◆ **WRITTEN REQUEST**: Answer with nothing but the number of lines that include the word "pontos".

◆ **EXERCISE INPUTS**:
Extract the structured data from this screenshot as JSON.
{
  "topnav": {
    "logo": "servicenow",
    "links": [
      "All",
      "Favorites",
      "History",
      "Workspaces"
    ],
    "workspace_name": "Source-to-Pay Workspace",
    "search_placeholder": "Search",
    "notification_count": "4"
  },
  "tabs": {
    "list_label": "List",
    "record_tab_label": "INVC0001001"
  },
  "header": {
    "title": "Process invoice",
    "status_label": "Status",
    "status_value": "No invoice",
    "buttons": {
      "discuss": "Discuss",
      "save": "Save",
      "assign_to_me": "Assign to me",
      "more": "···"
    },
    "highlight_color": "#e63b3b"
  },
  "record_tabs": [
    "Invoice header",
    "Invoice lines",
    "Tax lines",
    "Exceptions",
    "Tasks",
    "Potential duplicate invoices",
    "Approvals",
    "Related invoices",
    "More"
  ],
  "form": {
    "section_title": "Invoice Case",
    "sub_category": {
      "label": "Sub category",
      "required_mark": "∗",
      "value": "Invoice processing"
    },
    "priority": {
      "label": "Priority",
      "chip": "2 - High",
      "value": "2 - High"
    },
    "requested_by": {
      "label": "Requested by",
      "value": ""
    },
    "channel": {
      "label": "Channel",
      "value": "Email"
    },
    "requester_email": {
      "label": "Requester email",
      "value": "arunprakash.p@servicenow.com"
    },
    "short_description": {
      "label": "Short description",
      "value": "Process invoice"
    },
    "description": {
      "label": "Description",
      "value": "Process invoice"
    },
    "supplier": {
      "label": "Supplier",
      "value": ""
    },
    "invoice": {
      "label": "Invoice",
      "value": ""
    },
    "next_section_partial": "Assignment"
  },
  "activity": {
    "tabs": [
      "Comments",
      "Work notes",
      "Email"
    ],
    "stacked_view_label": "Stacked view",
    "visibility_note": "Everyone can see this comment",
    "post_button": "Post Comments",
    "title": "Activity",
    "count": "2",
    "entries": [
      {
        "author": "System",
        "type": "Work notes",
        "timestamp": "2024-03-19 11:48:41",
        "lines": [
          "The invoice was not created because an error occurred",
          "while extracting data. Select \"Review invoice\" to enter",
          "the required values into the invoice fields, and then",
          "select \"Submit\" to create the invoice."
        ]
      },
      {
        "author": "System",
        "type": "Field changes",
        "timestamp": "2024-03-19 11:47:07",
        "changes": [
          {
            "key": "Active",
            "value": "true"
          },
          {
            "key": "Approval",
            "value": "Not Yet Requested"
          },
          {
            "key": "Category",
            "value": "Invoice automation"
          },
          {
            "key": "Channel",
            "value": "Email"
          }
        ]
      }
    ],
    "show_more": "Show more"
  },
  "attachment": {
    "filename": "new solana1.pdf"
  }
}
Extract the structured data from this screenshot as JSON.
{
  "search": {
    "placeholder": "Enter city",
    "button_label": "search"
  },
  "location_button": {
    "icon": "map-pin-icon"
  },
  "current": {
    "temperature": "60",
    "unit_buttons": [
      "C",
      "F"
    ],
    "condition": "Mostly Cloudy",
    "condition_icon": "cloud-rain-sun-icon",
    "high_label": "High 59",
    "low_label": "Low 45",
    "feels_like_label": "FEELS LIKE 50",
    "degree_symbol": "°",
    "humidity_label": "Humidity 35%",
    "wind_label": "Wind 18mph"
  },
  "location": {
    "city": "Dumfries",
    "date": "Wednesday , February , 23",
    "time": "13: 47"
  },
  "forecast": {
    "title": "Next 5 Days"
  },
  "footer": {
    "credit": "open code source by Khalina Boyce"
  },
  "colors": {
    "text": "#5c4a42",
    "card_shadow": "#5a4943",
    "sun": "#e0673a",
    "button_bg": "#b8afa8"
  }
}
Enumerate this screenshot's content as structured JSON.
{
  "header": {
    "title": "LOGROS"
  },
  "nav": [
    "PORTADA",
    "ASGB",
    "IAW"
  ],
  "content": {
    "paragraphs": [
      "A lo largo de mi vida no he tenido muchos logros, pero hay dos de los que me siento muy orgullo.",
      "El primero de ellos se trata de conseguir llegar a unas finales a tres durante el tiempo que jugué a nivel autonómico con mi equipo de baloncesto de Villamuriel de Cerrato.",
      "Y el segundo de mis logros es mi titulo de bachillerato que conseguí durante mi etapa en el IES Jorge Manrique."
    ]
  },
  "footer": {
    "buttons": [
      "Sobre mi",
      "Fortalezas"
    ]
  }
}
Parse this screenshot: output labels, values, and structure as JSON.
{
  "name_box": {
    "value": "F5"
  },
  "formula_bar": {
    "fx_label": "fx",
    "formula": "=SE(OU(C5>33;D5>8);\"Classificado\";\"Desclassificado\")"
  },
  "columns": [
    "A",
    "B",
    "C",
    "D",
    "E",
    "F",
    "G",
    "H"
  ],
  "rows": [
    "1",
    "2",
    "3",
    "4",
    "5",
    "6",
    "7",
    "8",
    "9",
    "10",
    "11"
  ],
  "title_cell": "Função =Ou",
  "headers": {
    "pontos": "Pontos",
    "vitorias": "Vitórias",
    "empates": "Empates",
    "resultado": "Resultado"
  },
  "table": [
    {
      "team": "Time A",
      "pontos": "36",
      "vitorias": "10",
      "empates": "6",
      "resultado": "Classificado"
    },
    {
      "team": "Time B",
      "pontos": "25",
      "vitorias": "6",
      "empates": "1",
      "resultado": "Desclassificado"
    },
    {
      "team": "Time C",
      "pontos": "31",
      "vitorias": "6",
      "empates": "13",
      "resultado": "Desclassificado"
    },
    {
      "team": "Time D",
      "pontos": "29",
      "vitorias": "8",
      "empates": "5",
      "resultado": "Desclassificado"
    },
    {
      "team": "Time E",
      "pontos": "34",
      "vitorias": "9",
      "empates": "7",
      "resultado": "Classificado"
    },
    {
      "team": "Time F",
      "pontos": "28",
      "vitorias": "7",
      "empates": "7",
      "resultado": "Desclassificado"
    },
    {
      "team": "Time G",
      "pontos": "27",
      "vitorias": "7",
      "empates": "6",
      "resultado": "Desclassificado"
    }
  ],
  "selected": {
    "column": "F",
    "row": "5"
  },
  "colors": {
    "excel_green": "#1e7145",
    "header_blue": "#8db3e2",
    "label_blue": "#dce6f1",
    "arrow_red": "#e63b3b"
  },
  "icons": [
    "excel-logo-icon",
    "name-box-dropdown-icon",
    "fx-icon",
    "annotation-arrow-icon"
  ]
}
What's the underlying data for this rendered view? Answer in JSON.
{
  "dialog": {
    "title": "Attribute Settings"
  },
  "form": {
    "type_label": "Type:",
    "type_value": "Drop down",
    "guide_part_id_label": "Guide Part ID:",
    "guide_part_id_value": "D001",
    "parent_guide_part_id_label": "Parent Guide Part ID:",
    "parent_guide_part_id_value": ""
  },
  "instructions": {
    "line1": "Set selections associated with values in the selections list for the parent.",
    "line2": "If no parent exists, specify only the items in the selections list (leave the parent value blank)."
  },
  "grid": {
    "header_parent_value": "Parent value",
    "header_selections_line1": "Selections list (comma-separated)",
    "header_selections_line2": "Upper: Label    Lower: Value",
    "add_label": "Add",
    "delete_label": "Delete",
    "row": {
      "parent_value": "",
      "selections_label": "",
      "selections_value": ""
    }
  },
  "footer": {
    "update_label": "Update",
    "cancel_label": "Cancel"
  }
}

◆ **OUTPUT BELOW**: 8